EXERCISE GOAL: Every record should be copied exactly, except that pictures are to be omitted.

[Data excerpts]

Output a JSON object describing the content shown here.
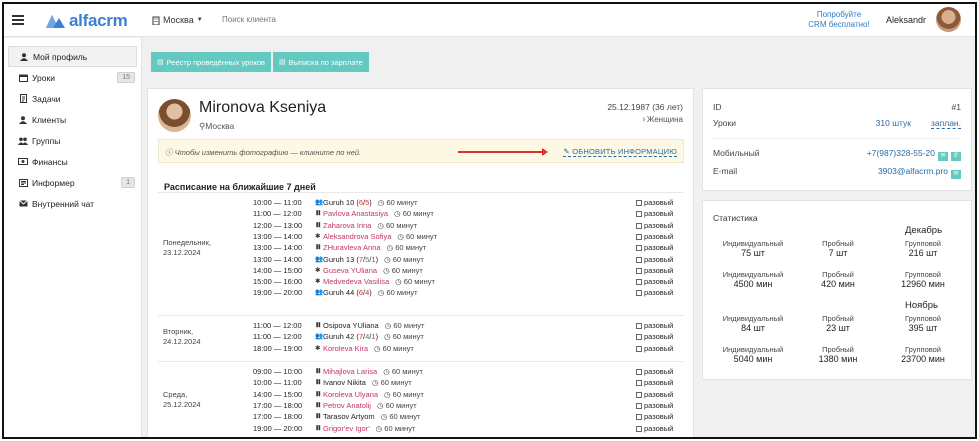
{
  "topbar": {
    "logo": "alfacrm",
    "city": "Москва",
    "search_placeholder": "Поиск клиента",
    "promo_line1": "Попробуйте",
    "promo_line2": "CRM бесплатно!",
    "user_name": "Aleksandr"
  },
  "sidebar": {
    "items": [
      {
        "label": "Мой профиль",
        "icon": "user-icon",
        "active": true
      },
      {
        "label": "Уроки",
        "icon": "calendar-icon",
        "badge": "15"
      },
      {
        "label": "Задачи",
        "icon": "tasks-icon"
      },
      {
        "label": "Клиенты",
        "icon": "clients-icon"
      },
      {
        "label": "Группы",
        "icon": "groups-icon"
      },
      {
        "label": "Финансы",
        "icon": "money-icon"
      },
      {
        "label": "Информер",
        "icon": "informer-icon",
        "badge": "1"
      },
      {
        "label": "Внутренний чат",
        "icon": "chat-icon"
      }
    ]
  },
  "toolbar": {
    "lessons_register": "Реестр проведённых уроков",
    "salary_statement": "Выписка по зарплате"
  },
  "profile": {
    "name": "Mironova Kseniya",
    "city": "Москва",
    "birth": "25.12.1987 (36 лет)",
    "gender": "Женщина",
    "notice": "Чтобы изменить фотографию — кликните по ней.",
    "update_link": "ОБНОВИТЬ ИНФОРМАЦИЮ"
  },
  "schedule": {
    "title": "Расписание на ближайшие 7 дней",
    "once_label": "разовый",
    "days": [
      {
        "line1": "Понедельник,",
        "line2": "23.12.2024",
        "lessons": [
          {
            "time": "10:00 — 11:00",
            "type": "group",
            "name": "Guruh 10 (",
            "c1": "6",
            "c2": "",
            "c3": "5",
            "close": ")",
            "duration": "60 минут"
          },
          {
            "time": "11:00 — 12:00",
            "type": "individual",
            "name": "Pavlova Anastasiya",
            "duration": "60 минут"
          },
          {
            "time": "12:00 — 13:00",
            "type": "individual",
            "name": "Zaharova Irina",
            "duration": "60 минут"
          },
          {
            "time": "13:00 — 14:00",
            "type": "trial",
            "name": "Aleksandrova Sofiya",
            "duration": "60 минут"
          },
          {
            "time": "13:00 — 14:00",
            "type": "individual",
            "name": "ZHuravleva Anna",
            "duration": "60 минут"
          },
          {
            "time": "13:00 — 14:00",
            "type": "group",
            "name": "Guruh 13 (",
            "c1": "7",
            "c2": "5",
            "c3": "1",
            "close": ")",
            "duration": "60 минут"
          },
          {
            "time": "14:00 — 15:00",
            "type": "trial",
            "name": "Guseva YUliana",
            "duration": "60 минут"
          },
          {
            "time": "15:00 — 16:00",
            "type": "trial",
            "name": "Medvedeva Vasilisa",
            "duration": "60 минут"
          },
          {
            "time": "19:00 — 20:00",
            "type": "group",
            "name": "Guruh 44 (",
            "c1": "6",
            "c2": "",
            "c3": "4",
            "close": ")",
            "duration": "60 минут"
          }
        ]
      },
      {
        "line1": "Вторник,",
        "line2": "24.12.2024",
        "lessons": [
          {
            "time": "11:00 — 12:00",
            "type": "individual",
            "name": "Osipova YUliana",
            "duration": "60 минут",
            "plain": true
          },
          {
            "time": "11:00 — 12:00",
            "type": "group",
            "name": "Guruh 42 (",
            "c1": "7",
            "c2": "4",
            "c3": "1",
            "close": ")",
            "duration": "60 минут"
          },
          {
            "time": "18:00 — 19:00",
            "type": "trial",
            "name": "Koroleva Kira",
            "duration": "60 минут"
          }
        ]
      },
      {
        "line1": "Среда,",
        "line2": "25.12.2024",
        "lessons": [
          {
            "time": "09:00 — 10:00",
            "type": "individual",
            "name": "Mihajlova Larisa",
            "duration": "60 минут"
          },
          {
            "time": "10:00 — 11:00",
            "type": "individual",
            "name": "Ivanov Nikita",
            "duration": "60 минут",
            "plain": true
          },
          {
            "time": "14:00 — 15:00",
            "type": "individual",
            "name": "Koroleva Ulyana",
            "duration": "60 минут"
          },
          {
            "time": "17:00 — 18:00",
            "type": "individual",
            "name": "Petrov Anatolij",
            "duration": "60 минут"
          },
          {
            "time": "17:00 — 18:00",
            "type": "individual",
            "name": "Tarasov Artyom",
            "duration": "60 минут",
            "plain": true
          },
          {
            "time": "19:00 — 20:00",
            "type": "individual",
            "name": "Grigor'ev Igor'",
            "duration": "60 минут"
          }
        ]
      }
    ]
  },
  "info": {
    "id_label": "ID",
    "id_value": "#1",
    "lessons_label": "Уроки",
    "lessons_value": "310 штук",
    "lessons_planned": "заплан.",
    "mobile_label": "Мобильный",
    "mobile_value": "+7(987)328-55-20",
    "email_label": "E-mail",
    "email_value": "3903@alfacrm.pro"
  },
  "stats": {
    "title": "Статистика",
    "months": [
      {
        "name": "Декабрь",
        "cells": [
          {
            "label": "Индивидуальный",
            "value": "75 шт"
          },
          {
            "label": "Пробный",
            "value": "7 шт"
          },
          {
            "label": "Групповой",
            "value": "216 шт"
          },
          {
            "label": "Индивидуальный",
            "value": "4500 мин"
          },
          {
            "label": "Пробный",
            "value": "420 мин"
          },
          {
            "label": "Групповой",
            "value": "12960 мин"
          }
        ]
      },
      {
        "name": "Ноябрь",
        "cells": [
          {
            "label": "Индивидуальный",
            "value": "84 шт"
          },
          {
            "label": "Пробный",
            "value": "23 шт"
          },
          {
            "label": "Групповой",
            "value": "395 шт"
          },
          {
            "label": "Индивидуальный",
            "value": "5040 мин"
          },
          {
            "label": "Пробный",
            "value": "1380 мин"
          },
          {
            "label": "Групповой",
            "value": "23700 мин"
          }
        ]
      }
    ]
  },
  "colors": {
    "accent": "#63c9c1",
    "link": "#2b6aa5",
    "student_name": "#c2336b",
    "arrow": "#d9322a"
  }
}
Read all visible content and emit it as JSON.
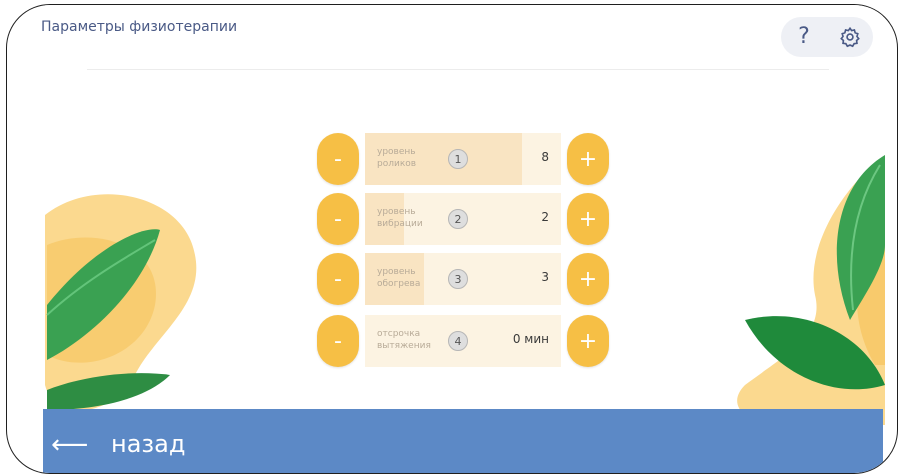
{
  "header": {
    "title": "Параметры физиотерапии",
    "help_icon": "?",
    "settings_icon": "gear-icon"
  },
  "colors": {
    "accent": "#f6bf45",
    "bar": "#5c89c6",
    "title": "#4a5a86",
    "leaf_green": "#2f9a48"
  },
  "params": [
    {
      "number": "1",
      "label_line1": "уровень",
      "label_line2": "роликов",
      "value": "8",
      "level": 0.8,
      "minus": "-",
      "plus": "+"
    },
    {
      "number": "2",
      "label_line1": "уровень",
      "label_line2": "вибрации",
      "value": "2",
      "level": 0.2,
      "minus": "-",
      "plus": "+"
    },
    {
      "number": "3",
      "label_line1": "уровень",
      "label_line2": "обогрева",
      "value": "3",
      "level": 0.3,
      "minus": "-",
      "plus": "+"
    },
    {
      "number": "4",
      "label_line1": "отсрочка",
      "label_line2": "вытяжения",
      "value": "0 мин",
      "level": 0,
      "minus": "-",
      "plus": "+"
    }
  ],
  "footer": {
    "back_arrow": "⟵",
    "back_label": "назад"
  }
}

EXERCISE RESULT:
Output a JSON object describing the content shown here.
{
  "topbar": {
    "logo": "alfacrm",
    "city": "Москва",
    "search_placeholder": "Поиск клиента",
    "promo_line1": "Попробуйте",
    "promo_line2": "CRM бесплатно!",
    "user_name": "Aleksandr"
  },
  "sidebar": {
    "items": [
      {
        "label": "Мой профиль",
        "icon": "user-icon",
        "active": true
      },
      {
        "label": "Уроки",
        "icon": "calendar-icon",
        "badge": "15"
      },
      {
        "label": "Задачи",
        "icon": "tasks-icon"
      },
      {
        "label": "Клиенты",
        "icon": "clients-icon"
      },
      {
        "label": "Группы",
        "icon": "groups-icon"
      },
      {
        "label": "Финансы",
        "icon": "money-icon"
      },
      {
        "label": "Информер",
        "icon": "informer-icon",
        "badge": "1"
      },
      {
        "label": "Внутренний чат",
        "icon": "chat-icon"
      }
    ]
  },
  "toolbar": {
    "lessons_register": "Реестр проведённых уроков",
    "salary_statement": "Выписка по зарплате"
  },
  "profile": {
    "name": "Mironova Kseniya",
    "city": "Москва",
    "birth": "25.12.1987 (36 лет)",
    "gender": "Женщина",
    "notice": "Чтобы изменить фотографию — кликните по ней.",
    "update_link": "ОБНОВИТЬ ИНФОРМАЦИЮ"
  },
  "schedule": {
    "title": "Расписание на ближайшие 7 дней",
    "once_label": "разовый",
    "days": [
      {
        "line1": "Понедельник,",
        "line2": "23.12.2024",
        "lessons": [
          {
            "time": "10:00 — 11:00",
            "type": "group",
            "name": "Guruh 10 (",
            "c1": "6",
            "c2": "",
            "c3": "5",
            "close": ")",
            "duration": "60 минут"
          },
          {
            "time": "11:00 — 12:00",
            "type": "individual",
            "name": "Pavlova Anastasiya",
            "duration": "60 минут"
          },
          {
            "time": "12:00 — 13:00",
            "type": "individual",
            "name": "Zaharova Irina",
            "duration": "60 минут"
          },
          {
            "time": "13:00 — 14:00",
            "type": "trial",
            "name": "Aleksandrova Sofiya",
            "duration": "60 минут"
          },
          {
            "time": "13:00 — 14:00",
            "type": "individual",
            "name": "ZHuravleva Anna",
            "duration": "60 минут"
          },
          {
            "time": "13:00 — 14:00",
            "type": "group",
            "name": "Guruh 13 (",
            "c1": "7",
            "c2": "5",
            "c3": "1",
            "close": ")",
            "duration": "60 минут"
          },
          {
            "time": "14:00 — 15:00",
            "type": "trial",
            "name": "Guseva YUliana",
            "duration": "60 минут"
          },
          {
            "time": "15:00 — 16:00",
            "type": "trial",
            "name": "Medvedeva Vasilisa",
            "duration": "60 минут"
          },
          {
            "time": "19:00 — 20:00",
            "type": "group",
            "name": "Guruh 44 (",
            "c1": "6",
            "c2": "",
            "c3": "4",
            "close": ")",
            "duration": "60 минут"
          }
        ]
      },
      {
        "line1": "Вторник,",
        "line2": "24.12.2024",
        "lessons": [
          {
            "time": "11:00 — 12:00",
            "type": "individual",
            "name": "Osipova YUliana",
            "duration": "60 минут",
            "plain": true
          },
          {
            "time": "11:00 — 12:00",
            "type": "group",
            "name": "Guruh 42 (",
            "c1": "7",
            "c2": "4",
            "c3": "1",
            "close": ")",
            "duration": "60 минут"
          },
          {
            "time": "18:00 — 19:00",
            "type": "trial",
            "name": "Koroleva Kira",
            "duration": "60 минут"
          }
        ]
      },
      {
        "line1": "Среда,",
        "line2": "25.12.2024",
        "lessons": [
          {
            "time": "09:00 — 10:00",
            "type": "individual",
            "name": "Mihajlova Larisa",
            "duration": "60 минут"
          },
          {
            "time": "10:00 — 11:00",
            "type": "individual",
            "name": "Ivanov Nikita",
            "duration": "60 минут",
            "plain": true
          },
          {
            "time": "14:00 — 15:00",
            "type": "individual",
            "name": "Koroleva Ulyana",
            "duration": "60 минут"
          },
          {
            "time": "17:00 — 18:00",
            "type": "individual",
            "name": "Petrov Anatolij",
            "duration": "60 минут"
          },
          {
            "time": "17:00 — 18:00",
            "type": "individual",
            "name": "Tarasov Artyom",
            "duration": "60 минут",
            "plain": true
          },
          {
            "time": "19:00 — 20:00",
            "type": "individual",
            "name": "Grigor'ev Igor'",
            "duration": "60 минут"
          }
        ]
      }
    ]
  },
  "info": {
    "id_label": "ID",
    "id_value": "#1",
    "lessons_label": "Уроки",
    "lessons_value": "310 штук",
    "lessons_planned": "заплан.",
    "mobile_label": "Мобильный",
    "mobile_value": "+7(987)328-55-20",
    "email_label": "E-mail",
    "email_value": "3903@alfacrm.pro"
  },
  "stats": {
    "title": "Статистика",
    "months": [
      {
        "name": "Декабрь",
        "cells": [
          {
            "label": "Индивидуальный",
            "value": "75 шт"
          },
          {
            "label": "Пробный",
            "value": "7 шт"
          },
          {
            "label": "Групповой",
            "value": "216 шт"
          },
          {
            "label": "Индивидуальный",
            "value": "4500 мин"
          },
          {
            "label": "Пробный",
            "value": "420 мин"
          },
          {
            "label": "Групповой",
            "value": "12960 мин"
          }
        ]
      },
      {
        "name": "Ноябрь",
        "cells": [
          {
            "label": "Индивидуальный",
            "value": "84 шт"
          },
          {
            "label": "Пробный",
            "value": "23 шт"
          },
          {
            "label": "Групповой",
            "value": "395 шт"
          },
          {
            "label": "Индивидуальный",
            "value": "5040 мин"
          },
          {
            "label": "Пробный",
            "value": "1380 мин"
          },
          {
            "label": "Групповой",
            "value": "23700 мин"
          }
        ]
      }
    ]
  },
  "colors": {
    "accent": "#63c9c1",
    "link": "#2b6aa5",
    "student_name": "#c2336b",
    "arrow": "#d9322a"
  }
}
Read all visible content and emit it as JSON.
{
  "header": {
    "title": "Параметры физиотерапии",
    "help_icon": "?",
    "settings_icon": "gear-icon"
  },
  "colors": {
    "accent": "#f6bf45",
    "bar": "#5c89c6",
    "title": "#4a5a86",
    "leaf_green": "#2f9a48"
  },
  "params": [
    {
      "number": "1",
      "label_line1": "уровень",
      "label_line2": "роликов",
      "value": "8",
      "level": 0.8,
      "minus": "-",
      "plus": "+"
    },
    {
      "number": "2",
      "label_line1": "уровень",
      "label_line2": "вибрации",
      "value": "2",
      "level": 0.2,
      "minus": "-",
      "plus": "+"
    },
    {
      "number": "3",
      "label_line1": "уровень",
      "label_line2": "обогрева",
      "value": "3",
      "level": 0.3,
      "minus": "-",
      "plus": "+"
    },
    {
      "number": "4",
      "label_line1": "отсрочка",
      "label_line2": "вытяжения",
      "value": "0 мин",
      "level": 0,
      "minus": "-",
      "plus": "+"
    }
  ],
  "footer": {
    "back_arrow": "⟵",
    "back_label": "назад"
  }
}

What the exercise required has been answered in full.